─── Supplied records

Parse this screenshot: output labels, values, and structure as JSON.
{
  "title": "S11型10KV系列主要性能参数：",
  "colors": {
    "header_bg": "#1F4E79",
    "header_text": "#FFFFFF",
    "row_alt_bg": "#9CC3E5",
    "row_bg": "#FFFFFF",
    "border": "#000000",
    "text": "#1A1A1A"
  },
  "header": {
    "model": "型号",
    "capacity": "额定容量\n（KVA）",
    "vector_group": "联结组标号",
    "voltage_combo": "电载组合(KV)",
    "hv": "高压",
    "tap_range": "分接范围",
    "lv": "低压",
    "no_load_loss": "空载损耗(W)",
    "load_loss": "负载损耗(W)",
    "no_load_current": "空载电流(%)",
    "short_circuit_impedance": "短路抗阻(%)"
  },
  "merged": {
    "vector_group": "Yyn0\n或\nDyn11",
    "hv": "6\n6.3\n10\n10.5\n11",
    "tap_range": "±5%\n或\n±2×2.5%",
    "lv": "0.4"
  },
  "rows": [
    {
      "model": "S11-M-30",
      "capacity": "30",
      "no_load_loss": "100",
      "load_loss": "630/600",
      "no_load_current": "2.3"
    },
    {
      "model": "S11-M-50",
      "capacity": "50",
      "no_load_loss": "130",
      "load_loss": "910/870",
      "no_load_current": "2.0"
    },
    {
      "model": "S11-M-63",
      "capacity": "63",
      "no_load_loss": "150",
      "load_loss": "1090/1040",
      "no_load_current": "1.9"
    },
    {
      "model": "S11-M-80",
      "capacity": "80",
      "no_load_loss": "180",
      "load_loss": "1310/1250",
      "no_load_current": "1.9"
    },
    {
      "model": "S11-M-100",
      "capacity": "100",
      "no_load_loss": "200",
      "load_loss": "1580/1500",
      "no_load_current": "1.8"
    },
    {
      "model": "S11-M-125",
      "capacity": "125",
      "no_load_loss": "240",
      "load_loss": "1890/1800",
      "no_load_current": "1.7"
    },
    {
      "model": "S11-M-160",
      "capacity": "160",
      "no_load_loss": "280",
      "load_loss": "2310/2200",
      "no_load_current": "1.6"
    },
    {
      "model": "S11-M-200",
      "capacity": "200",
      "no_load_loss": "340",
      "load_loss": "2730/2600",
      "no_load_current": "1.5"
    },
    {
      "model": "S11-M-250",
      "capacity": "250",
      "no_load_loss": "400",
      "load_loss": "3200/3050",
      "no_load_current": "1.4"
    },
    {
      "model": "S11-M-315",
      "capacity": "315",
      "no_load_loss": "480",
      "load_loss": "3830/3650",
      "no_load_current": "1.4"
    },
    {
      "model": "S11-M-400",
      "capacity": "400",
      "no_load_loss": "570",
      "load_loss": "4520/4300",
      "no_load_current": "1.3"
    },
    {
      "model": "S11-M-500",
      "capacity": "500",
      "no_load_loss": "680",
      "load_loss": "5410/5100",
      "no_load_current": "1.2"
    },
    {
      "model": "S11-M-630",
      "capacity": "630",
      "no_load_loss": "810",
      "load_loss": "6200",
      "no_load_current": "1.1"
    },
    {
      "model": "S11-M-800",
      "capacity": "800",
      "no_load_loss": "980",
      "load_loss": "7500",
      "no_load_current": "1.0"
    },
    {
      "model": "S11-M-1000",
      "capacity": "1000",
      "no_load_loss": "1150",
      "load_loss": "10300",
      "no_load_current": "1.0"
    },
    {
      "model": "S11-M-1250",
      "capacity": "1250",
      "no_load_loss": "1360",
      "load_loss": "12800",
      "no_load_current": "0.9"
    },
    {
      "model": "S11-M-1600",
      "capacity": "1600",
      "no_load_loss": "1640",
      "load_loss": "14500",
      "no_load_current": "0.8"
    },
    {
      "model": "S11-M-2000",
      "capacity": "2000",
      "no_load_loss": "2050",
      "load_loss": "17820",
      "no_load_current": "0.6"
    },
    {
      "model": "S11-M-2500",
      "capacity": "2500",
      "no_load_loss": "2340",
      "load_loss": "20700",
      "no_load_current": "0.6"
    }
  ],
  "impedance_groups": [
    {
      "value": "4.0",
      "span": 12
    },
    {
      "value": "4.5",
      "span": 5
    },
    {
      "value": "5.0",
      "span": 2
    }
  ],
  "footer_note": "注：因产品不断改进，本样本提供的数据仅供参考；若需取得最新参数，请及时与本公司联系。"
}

──────

What the task asks:
Retype the whole listing above exactly.

Correct output:
Parse this screenshot: output labels, values, and structure as JSON.
{
  "title": "S11型10KV系列主要性能参数：",
  "colors": {
    "header_bg": "#1F4E79",
    "header_text": "#FFFFFF",
    "row_alt_bg": "#9CC3E5",
    "row_bg": "#FFFFFF",
    "border": "#000000",
    "text": "#1A1A1A"
  },
  "header": {
    "model": "型号",
    "capacity": "额定容量\n（KVA）",
    "vector_group": "联结组标号",
    "voltage_combo": "电载组合(KV)",
    "hv": "高压",
    "tap_range": "分接范围",
    "lv": "低压",
    "no_load_loss": "空载损耗(W)",
    "load_loss": "负载损耗(W)",
    "no_load_current": "空载电流(%)",
    "short_circuit_impedance": "短路抗阻(%)"
  },
  "merged": {
    "vector_group": "Yyn0\n或\nDyn11",
    "hv": "6\n6.3\n10\n10.5\n11",
    "tap_range": "±5%\n或\n±2×2.5%",
    "lv": "0.4"
  },
  "rows": [
    {
      "model": "S11-M-30",
      "capacity": "30",
      "no_load_loss": "100",
      "load_loss": "630/600",
      "no_load_current": "2.3"
    },
    {
      "model": "S11-M-50",
      "capacity": "50",
      "no_load_loss": "130",
      "load_loss": "910/870",
      "no_load_current": "2.0"
    },
    {
      "model": "S11-M-63",
      "capacity": "63",
      "no_load_loss": "150",
      "load_loss": "1090/1040",
      "no_load_current": "1.9"
    },
    {
      "model": "S11-M-80",
      "capacity": "80",
      "no_load_loss": "180",
      "load_loss": "1310/1250",
      "no_load_current": "1.9"
    },
    {
      "model": "S11-M-100",
      "capacity": "100",
      "no_load_loss": "200",
      "load_loss": "1580/1500",
      "no_load_current": "1.8"
    },
    {
      "model": "S11-M-125",
      "capacity": "125",
      "no_load_loss": "240",
      "load_loss": "1890/1800",
      "no_load_current": "1.7"
    },
    {
      "model": "S11-M-160",
      "capacity": "160",
      "no_load_loss": "280",
      "load_loss": "2310/2200",
      "no_load_current": "1.6"
    },
    {
      "model": "S11-M-200",
      "capacity": "200",
      "no_load_loss": "340",
      "load_loss": "2730/2600",
      "no_load_current": "1.5"
    },
    {
      "model": "S11-M-250",
      "capacity": "250",
      "no_load_loss": "400",
      "load_loss": "3200/3050",
      "no_load_current": "1.4"
    },
    {
      "model": "S11-M-315",
      "capacity": "315",
      "no_load_loss": "480",
      "load_loss": "3830/3650",
      "no_load_current": "1.4"
    },
    {
      "model": "S11-M-400",
      "capacity": "400",
      "no_load_loss": "570",
      "load_loss": "4520/4300",
      "no_load_current": "1.3"
    },
    {
      "model": "S11-M-500",
      "capacity": "500",
      "no_load_loss": "680",
      "load_loss": "5410/5100",
      "no_load_current": "1.2"
    },
    {
      "model": "S11-M-630",
      "capacity": "630",
      "no_load_loss": "810",
      "load_loss": "6200",
      "no_load_current": "1.1"
    },
    {
      "model": "S11-M-800",
      "capacity": "800",
      "no_load_loss": "980",
      "load_loss": "7500",
      "no_load_current": "1.0"
    },
    {
      "model": "S11-M-1000",
      "capacity": "1000",
      "no_load_loss": "1150",
      "load_loss": "10300",
      "no_load_current": "1.0"
    },
    {
      "model": "S11-M-1250",
      "capacity": "1250",
      "no_load_loss": "1360",
      "load_loss": "12800",
      "no_load_current": "0.9"
    },
    {
      "model": "S11-M-1600",
      "capacity": "1600",
      "no_load_loss": "1640",
      "load_loss": "14500",
      "no_load_current": "0.8"
    },
    {
      "model": "S11-M-2000",
      "capacity": "2000",
      "no_load_loss": "2050",
      "load_loss": "17820",
      "no_load_current": "0.6"
    },
    {
      "model": "S11-M-2500",
      "capacity": "2500",
      "no_load_loss": "2340",
      "load_loss": "20700",
      "no_load_current": "0.6"
    }
  ],
  "impedance_groups": [
    {
      "value": "4.0",
      "span": 12
    },
    {
      "value": "4.5",
      "span": 5
    },
    {
      "value": "5.0",
      "span": 2
    }
  ],
  "footer_note": "注：因产品不断改进，本样本提供的数据仅供参考；若需取得最新参数，请及时与本公司联系。"
}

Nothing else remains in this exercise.